(READING TEXT)

= Charles des Moulins =

French botanist and malacologist (1798–1875)

Charles Des Moulins, full name Charles Robert Alexandre Des Moulins (13 March 1798 - 23 December 1875) was a French naturalist, a botanist and malacologist.

He was a member of several learned societies, including the American Philosophical Society, which elected him an international Member in 1861, and the Société linnéenne de Bordeaux, for which he served as president in 1826.

==Taxa==
Moulins named and described numerous species of snails, for example:
- Pagodulina pagodula (Des Moulins, 1830)

In turn, in recognition of his services to malacology, a number of species of mollusks were named after him. These latter species included both fossil and recent, both bivalves and gastropods, and were mainly non-marine species, however, a few were marine species. Examples as follows:
- Pisania desmoulinsi Montrouzier, 1864 , a marine gastropod
- Anodonta desmoulinsiana Locard, 1882 , a freshwater bivalve
- Nerita desmoulinsiana Dautzenberg & Bouge, 1933, a marine gastropod
- Vertigo moulinsiana Dupuy, 1849, a terrestrial gastropod

Moulins also named various species of plants, including:
- Euphorbia milii Des Moulins, 1826
The botanical genus Moulinsia (family Sapindaceae) was named in his honor by Jacques Cambessèdes.

(End READING TEXT)
(RECORDS SUPPLIED)

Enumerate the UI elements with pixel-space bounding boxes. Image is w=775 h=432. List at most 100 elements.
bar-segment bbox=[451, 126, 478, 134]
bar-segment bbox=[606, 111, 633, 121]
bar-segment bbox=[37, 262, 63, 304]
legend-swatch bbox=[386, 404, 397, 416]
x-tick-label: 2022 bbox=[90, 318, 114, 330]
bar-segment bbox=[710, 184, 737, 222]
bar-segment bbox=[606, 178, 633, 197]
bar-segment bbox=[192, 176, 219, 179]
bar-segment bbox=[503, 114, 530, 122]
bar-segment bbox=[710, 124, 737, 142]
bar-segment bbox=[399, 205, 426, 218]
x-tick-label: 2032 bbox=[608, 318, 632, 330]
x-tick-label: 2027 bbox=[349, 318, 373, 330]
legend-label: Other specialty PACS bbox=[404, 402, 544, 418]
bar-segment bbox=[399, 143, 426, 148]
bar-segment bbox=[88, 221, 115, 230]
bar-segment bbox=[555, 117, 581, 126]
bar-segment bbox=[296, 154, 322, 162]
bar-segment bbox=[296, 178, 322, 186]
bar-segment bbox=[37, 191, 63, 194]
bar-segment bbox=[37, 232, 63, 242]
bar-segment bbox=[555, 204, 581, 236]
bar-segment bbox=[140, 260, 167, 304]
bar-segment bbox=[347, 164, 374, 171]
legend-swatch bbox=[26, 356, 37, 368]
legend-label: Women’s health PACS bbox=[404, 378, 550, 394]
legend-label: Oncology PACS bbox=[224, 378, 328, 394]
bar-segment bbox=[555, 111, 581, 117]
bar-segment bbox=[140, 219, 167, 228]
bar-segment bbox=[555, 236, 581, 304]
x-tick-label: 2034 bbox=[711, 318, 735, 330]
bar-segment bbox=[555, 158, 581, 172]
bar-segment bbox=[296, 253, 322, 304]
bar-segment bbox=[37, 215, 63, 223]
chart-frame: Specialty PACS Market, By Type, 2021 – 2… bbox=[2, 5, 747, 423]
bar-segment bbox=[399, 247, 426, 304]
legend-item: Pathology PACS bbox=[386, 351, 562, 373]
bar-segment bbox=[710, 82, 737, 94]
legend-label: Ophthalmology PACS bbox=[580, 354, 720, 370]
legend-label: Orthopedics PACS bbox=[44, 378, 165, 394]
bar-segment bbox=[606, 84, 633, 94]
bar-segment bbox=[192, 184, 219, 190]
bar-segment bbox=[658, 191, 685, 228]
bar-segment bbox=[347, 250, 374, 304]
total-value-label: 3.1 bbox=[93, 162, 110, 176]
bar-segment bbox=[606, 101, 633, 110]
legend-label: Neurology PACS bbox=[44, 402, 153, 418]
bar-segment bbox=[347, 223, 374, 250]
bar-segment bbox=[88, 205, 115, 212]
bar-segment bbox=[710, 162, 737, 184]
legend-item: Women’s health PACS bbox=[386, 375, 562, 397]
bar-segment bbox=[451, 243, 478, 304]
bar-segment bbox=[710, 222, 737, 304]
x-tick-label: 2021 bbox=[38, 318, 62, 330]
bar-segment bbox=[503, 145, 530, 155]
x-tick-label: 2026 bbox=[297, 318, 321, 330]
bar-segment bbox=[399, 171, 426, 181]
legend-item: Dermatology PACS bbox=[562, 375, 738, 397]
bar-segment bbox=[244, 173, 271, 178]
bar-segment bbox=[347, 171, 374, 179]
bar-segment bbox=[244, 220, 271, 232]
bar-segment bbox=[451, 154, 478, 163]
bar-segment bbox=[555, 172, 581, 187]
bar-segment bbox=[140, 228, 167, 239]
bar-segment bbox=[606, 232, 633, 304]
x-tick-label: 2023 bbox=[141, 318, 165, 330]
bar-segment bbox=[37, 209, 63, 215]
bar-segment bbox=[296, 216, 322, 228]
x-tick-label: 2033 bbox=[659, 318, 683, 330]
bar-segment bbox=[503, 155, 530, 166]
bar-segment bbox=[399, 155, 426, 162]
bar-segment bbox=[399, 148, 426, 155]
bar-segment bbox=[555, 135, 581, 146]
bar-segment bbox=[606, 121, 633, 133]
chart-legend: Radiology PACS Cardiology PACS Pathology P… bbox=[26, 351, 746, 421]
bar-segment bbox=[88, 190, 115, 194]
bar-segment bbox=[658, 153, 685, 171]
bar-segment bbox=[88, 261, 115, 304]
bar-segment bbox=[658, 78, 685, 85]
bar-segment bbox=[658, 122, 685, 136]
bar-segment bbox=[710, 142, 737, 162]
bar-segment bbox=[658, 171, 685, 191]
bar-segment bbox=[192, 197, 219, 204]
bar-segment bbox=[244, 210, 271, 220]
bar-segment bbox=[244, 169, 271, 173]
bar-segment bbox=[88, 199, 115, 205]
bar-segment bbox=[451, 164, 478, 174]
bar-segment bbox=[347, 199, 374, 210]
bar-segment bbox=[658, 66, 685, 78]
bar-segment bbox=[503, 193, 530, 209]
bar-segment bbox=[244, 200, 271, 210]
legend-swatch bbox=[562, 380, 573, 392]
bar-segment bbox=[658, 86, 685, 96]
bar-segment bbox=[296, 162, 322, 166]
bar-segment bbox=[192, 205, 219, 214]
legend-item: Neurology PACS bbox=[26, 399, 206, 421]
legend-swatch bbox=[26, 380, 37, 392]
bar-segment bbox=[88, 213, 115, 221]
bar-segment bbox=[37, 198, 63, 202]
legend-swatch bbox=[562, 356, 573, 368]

(End RECORDS SUPPLIED)

▶ **PROMPT A**: Condense the paragraph of the Charles des Moulins article that begins "In turn, in recognition" and keep its main facts.
▶ **PROMPT B**: Reproduce the Charles des Moulins article from "He was a member" to "(Des Moulins, 1830)".

▶ **SOLUTION A**: Several mollusk species were named after him for his services to malacology. They include fossil and recent species, bivalves and gastropods, and are mostly non-marine, with a few marine ones.

▶ **SOLUTION B**:
He was a member of several learned societies, including the American Philosophical Society, which elected him an international Member in 1861, and the Société linnéenne de Bordeaux, for which he served as president in 1826.

==Taxa==
Moulins named and described numerous species of snails, for example:
- Pagodulina pagodula (Des Moulins, 1830)